▸ **EXTRACTO DEL DOCUMENTO**:
Si el proceso político social encabezado por Evo Morales se presenta —en parte— como un caso especial a tener en cuenta en la política moderna, por otro lado parece haber asimilado muy bien una de las trágicas derrotas del siglo pasado. Ñancahuazú tuvo grandes errores, pero tenía su potencia en la voluntad, y ese factor parece haber sido rescatado y fundido con la herramienta más eficaz que poseen hoy los gobiernos que se precian de ser progresistas: la agenda. El texto de Sivak presenta a un Morales obsesionado por la función política y con la toma de decisiones. La última constitución que declara a Bolivia como estado plurinacional dando legalidad a gran parte de la población, la nacionalización de los recursos naturales y la cintura política que, al menos hasta ahora, evitó la posibilidad de un enfrentamiento civil, son algunos de los avances significativos en materia social del masismo. La agenda como herramienta y su apropiación, excedió el sentido figurado:

Su agenda es un cuaderno negro con membrete de la Presidencia en el que pidió que los renglones rojos empezaran a las cuatro de la mañana y terminaran a la una de la mañana. No existen agendas industriales para su rutina.


La imagen que construye Sivak en su texto es —por momentos— la de un Morales altruista que lleva su agenda como símbolo de un cambio sustancial: el calendario masista de su revolución. Evo sueña que se cae un avión y es el legado del padre, gana las elecciones. Sueña que lo persigue la CIA por el monte y suspende un acto. Podría soñar, entonces: que es Fidel Castro entregándole una réplica de su fusil a Salvador Allende, o mejor, que es Evo Morales entregándole una réplica de su agenda tras un vidrio, como un cuadro, con los renglones rojos desde las cuatro de la madrugada.

▸ **CONSIGNA DE TRABAJO**:
¿Puedes redactar lo que sigue al texto sobre Evo Morales y su agenda, a partir de su última oración? Los datos provienen de una fuente distinta de este texto.

▸ **DATOS PROPORCIONADOS**:
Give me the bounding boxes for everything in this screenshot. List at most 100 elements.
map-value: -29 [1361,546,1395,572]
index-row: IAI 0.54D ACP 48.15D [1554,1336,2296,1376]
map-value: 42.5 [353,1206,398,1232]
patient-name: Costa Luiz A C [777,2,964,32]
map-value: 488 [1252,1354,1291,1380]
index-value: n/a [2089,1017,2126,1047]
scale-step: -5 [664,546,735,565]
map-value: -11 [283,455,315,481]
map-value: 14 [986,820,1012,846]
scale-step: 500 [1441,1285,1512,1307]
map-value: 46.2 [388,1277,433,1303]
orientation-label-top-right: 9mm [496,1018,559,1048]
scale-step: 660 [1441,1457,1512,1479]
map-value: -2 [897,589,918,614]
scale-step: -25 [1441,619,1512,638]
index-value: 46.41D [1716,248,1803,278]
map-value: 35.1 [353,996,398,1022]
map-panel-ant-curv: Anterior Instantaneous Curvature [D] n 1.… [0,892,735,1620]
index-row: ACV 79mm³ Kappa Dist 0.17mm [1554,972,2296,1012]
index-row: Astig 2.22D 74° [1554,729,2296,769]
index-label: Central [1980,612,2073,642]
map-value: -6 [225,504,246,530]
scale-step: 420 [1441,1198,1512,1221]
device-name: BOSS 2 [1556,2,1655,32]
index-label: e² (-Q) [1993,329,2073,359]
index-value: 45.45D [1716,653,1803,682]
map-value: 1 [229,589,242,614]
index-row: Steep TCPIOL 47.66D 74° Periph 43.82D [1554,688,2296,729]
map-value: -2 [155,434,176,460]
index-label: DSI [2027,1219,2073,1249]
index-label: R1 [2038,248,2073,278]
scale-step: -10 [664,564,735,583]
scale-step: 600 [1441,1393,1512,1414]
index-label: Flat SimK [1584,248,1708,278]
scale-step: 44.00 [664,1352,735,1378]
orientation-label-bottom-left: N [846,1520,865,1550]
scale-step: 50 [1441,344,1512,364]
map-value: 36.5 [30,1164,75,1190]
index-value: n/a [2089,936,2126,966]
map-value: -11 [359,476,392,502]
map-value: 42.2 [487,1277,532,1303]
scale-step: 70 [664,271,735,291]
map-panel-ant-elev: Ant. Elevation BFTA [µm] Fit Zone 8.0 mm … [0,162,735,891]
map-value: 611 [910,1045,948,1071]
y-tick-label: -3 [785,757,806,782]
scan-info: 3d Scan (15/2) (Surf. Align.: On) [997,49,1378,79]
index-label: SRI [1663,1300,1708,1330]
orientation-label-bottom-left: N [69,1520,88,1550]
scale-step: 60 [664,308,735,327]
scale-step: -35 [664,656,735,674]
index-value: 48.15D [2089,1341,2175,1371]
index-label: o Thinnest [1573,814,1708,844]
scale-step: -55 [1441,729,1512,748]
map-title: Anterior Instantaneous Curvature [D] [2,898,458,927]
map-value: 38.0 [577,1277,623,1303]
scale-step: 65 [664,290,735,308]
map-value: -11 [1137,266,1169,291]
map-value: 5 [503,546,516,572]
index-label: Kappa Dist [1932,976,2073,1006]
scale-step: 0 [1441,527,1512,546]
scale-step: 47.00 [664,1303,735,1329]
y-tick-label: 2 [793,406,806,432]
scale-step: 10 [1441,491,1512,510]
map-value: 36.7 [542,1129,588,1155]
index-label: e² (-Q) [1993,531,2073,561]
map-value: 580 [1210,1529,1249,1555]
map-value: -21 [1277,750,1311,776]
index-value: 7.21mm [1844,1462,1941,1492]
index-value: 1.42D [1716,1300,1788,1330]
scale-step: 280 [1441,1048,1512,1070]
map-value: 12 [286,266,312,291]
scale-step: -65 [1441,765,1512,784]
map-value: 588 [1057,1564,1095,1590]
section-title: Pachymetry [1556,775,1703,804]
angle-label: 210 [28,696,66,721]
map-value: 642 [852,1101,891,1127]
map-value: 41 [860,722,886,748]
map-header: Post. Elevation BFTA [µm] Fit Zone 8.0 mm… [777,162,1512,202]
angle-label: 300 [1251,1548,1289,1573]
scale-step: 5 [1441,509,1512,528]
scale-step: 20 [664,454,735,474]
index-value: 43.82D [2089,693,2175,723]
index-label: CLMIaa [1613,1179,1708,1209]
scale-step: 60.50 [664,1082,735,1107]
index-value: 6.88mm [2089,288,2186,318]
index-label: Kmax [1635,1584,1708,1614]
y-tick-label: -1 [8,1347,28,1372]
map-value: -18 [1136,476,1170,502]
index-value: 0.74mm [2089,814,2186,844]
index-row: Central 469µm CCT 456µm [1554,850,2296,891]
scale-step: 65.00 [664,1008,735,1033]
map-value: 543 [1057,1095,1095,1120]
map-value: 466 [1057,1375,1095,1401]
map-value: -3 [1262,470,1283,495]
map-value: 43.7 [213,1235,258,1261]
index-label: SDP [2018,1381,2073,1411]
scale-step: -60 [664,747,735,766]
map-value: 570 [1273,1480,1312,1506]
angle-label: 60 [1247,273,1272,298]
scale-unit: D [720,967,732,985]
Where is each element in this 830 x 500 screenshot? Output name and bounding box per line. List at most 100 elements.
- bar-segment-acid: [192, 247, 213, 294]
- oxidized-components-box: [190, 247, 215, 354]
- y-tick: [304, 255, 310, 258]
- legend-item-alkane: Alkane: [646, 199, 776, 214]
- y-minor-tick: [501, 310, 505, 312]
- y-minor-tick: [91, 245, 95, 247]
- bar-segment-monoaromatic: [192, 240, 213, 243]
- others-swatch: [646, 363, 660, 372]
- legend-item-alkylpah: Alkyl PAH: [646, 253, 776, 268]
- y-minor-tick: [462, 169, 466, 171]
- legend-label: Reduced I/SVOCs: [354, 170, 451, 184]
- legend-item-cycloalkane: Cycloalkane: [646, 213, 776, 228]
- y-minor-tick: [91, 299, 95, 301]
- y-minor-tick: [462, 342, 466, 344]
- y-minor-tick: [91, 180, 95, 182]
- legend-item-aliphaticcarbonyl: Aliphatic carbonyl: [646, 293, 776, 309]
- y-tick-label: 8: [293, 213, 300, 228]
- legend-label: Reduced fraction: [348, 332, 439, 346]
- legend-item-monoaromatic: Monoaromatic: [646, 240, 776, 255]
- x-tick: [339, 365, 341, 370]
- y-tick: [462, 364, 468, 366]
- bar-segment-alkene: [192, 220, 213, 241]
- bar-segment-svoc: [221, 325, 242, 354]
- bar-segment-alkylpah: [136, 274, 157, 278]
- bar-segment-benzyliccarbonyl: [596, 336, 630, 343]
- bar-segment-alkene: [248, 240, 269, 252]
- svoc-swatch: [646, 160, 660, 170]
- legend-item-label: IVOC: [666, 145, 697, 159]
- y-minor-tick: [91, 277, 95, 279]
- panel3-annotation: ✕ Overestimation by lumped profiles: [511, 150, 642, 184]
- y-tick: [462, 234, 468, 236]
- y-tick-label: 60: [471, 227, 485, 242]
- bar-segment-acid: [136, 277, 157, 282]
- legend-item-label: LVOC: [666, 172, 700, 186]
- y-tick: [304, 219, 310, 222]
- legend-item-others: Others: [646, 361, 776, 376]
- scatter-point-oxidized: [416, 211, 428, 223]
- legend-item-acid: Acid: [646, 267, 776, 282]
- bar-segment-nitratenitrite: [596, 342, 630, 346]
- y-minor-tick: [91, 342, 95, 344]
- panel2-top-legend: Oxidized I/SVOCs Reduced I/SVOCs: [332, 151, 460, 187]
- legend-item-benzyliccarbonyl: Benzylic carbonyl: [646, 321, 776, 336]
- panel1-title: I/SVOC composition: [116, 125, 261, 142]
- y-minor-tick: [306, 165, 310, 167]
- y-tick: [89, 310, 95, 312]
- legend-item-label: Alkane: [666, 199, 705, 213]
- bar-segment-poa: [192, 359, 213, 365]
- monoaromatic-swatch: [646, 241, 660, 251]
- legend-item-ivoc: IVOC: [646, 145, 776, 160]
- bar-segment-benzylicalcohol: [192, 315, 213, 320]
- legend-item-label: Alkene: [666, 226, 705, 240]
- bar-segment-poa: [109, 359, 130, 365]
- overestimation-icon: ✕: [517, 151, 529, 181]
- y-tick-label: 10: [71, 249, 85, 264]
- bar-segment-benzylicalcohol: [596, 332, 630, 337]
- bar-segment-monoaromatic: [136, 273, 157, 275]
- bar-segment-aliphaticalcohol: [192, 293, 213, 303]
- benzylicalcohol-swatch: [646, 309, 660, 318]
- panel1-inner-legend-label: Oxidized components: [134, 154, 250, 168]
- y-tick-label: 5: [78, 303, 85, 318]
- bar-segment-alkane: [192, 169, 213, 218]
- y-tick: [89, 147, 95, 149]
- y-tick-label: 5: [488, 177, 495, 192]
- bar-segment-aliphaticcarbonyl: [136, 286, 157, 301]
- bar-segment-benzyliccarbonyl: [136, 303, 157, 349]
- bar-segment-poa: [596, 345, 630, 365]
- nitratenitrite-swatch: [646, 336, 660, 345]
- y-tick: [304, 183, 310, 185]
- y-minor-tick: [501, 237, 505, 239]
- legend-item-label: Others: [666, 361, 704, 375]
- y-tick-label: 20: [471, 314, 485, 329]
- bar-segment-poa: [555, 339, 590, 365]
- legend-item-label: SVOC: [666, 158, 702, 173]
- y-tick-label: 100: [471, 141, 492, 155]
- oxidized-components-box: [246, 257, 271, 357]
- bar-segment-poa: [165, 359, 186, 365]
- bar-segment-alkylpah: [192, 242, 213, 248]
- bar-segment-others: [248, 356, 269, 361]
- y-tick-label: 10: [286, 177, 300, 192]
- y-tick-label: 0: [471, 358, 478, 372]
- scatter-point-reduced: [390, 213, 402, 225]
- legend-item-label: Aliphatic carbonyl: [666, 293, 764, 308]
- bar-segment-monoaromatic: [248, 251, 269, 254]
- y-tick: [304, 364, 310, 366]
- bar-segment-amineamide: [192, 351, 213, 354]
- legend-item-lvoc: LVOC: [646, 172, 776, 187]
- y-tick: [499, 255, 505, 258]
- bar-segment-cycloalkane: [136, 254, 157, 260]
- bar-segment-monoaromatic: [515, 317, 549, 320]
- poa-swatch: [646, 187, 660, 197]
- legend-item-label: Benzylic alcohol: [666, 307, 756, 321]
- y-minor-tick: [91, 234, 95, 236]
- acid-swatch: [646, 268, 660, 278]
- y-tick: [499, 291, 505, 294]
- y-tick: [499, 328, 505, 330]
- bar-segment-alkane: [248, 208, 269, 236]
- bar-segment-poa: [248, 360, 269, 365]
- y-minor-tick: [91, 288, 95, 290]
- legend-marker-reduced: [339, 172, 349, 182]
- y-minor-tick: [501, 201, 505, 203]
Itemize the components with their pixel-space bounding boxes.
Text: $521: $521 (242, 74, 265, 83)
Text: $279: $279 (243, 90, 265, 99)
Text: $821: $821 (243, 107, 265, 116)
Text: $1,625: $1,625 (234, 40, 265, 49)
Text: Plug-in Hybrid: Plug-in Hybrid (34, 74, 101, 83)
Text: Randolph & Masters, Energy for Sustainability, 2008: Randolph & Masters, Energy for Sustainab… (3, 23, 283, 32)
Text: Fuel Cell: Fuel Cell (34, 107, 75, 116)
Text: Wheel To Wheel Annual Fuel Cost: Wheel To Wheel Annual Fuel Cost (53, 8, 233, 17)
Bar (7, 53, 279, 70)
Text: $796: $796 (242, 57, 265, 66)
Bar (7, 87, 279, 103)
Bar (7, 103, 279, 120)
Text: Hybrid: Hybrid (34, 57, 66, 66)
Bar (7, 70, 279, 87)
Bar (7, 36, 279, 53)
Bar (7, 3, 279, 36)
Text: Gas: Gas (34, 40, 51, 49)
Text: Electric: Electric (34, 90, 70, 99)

▸ **RESPUESTA DEL EJERCICIO**:
Los episodios ocurridos en el Parque Indoamericano el pasado diciembre confirman la vigencia de un tema, que podríamos llamar “Bolivia”, tanto en lo político como en lo territorial, el nuevo hueso duro de roer. La cultura boliviana atraviesa un período de revalorización y transformación profunda. Los bolivianos que llegan –o llegaron– a Buenos Aires no están ajenos a este proceso. Para ser más precisos, aquella derrota de los indios que desde 1781 había construido símbolos de dominación duraderos, se revierte en victoria a partir del año 2003. Silvia Rivera Cusicanqui, señala con precisión que ese cambio de tendencia tiene su punto de inflexión en el período 2003-2005. Este nuevo peso específico político y cultural de la identidad subjetiva reconfigura a su vez las relaciones de fuerza, promoviendo nuevos desplazamientos territoriales y nuevas formas de asumir la condición de minoría.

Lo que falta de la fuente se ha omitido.